- _Data records_:
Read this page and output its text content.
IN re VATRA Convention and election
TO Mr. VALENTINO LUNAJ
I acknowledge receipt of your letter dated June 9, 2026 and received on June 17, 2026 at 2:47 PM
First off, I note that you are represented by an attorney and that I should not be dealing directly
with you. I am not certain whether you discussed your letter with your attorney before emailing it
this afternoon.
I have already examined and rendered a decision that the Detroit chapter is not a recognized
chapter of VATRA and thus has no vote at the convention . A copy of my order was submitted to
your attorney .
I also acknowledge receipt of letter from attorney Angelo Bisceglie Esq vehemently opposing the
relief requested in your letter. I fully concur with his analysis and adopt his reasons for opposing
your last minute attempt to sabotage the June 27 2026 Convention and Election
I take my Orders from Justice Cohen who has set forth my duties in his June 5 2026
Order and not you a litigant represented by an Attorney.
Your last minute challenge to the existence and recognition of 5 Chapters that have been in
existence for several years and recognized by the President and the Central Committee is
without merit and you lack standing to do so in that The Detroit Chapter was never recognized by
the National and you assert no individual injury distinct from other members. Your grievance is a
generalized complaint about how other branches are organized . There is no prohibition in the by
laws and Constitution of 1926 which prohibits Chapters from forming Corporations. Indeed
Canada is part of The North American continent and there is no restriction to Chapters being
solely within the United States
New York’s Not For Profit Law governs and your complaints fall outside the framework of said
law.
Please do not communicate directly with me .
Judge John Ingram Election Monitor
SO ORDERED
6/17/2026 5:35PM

- _Your task_:
Return all the data exactly as given.

- _Correct answer_:
Read this page and output its text content.
IN re VATRA Convention and election
TO Mr. VALENTINO LUNAJ
I acknowledge receipt of your letter dated June 9, 2026 and received on June 17, 2026 at 2:47 PM
First off, I note that you are represented by an attorney and that I should not be dealing directly
with you. I am not certain whether you discussed your letter with your attorney before emailing it
this afternoon.
I have already examined and rendered a decision that the Detroit chapter is not a recognized
chapter of VATRA and thus has no vote at the convention . A copy of my order was submitted to
your attorney .
I also acknowledge receipt of letter from attorney Angelo Bisceglie Esq vehemently opposing the
relief requested in your letter. I fully concur with his analysis and adopt his reasons for opposing
your last minute attempt to sabotage the June 27 2026 Convention and Election
I take my Orders from Justice Cohen who has set forth my duties in his June 5 2026
Order and not you a litigant represented by an Attorney.
Your last minute challenge to the existence and recognition of 5 Chapters that have been in
existence for several years and recognized by the President and the Central Committee is
without merit and you lack standing to do so in that The Detroit Chapter was never recognized by
the National and you assert no individual injury distinct from other members. Your grievance is a
generalized complaint about how other branches are organized . There is no prohibition in the by
laws and Constitution of 1926 which prohibits Chapters from forming Corporations. Indeed
Canada is part of The North American continent and there is no restriction to Chapters being
solely within the United States
New York’s Not For Profit Law governs and your complaints fall outside the framework of said
law.
Please do not communicate directly with me .
Judge John Ingram Election Monitor
SO ORDERED
6/17/2026 5:35PM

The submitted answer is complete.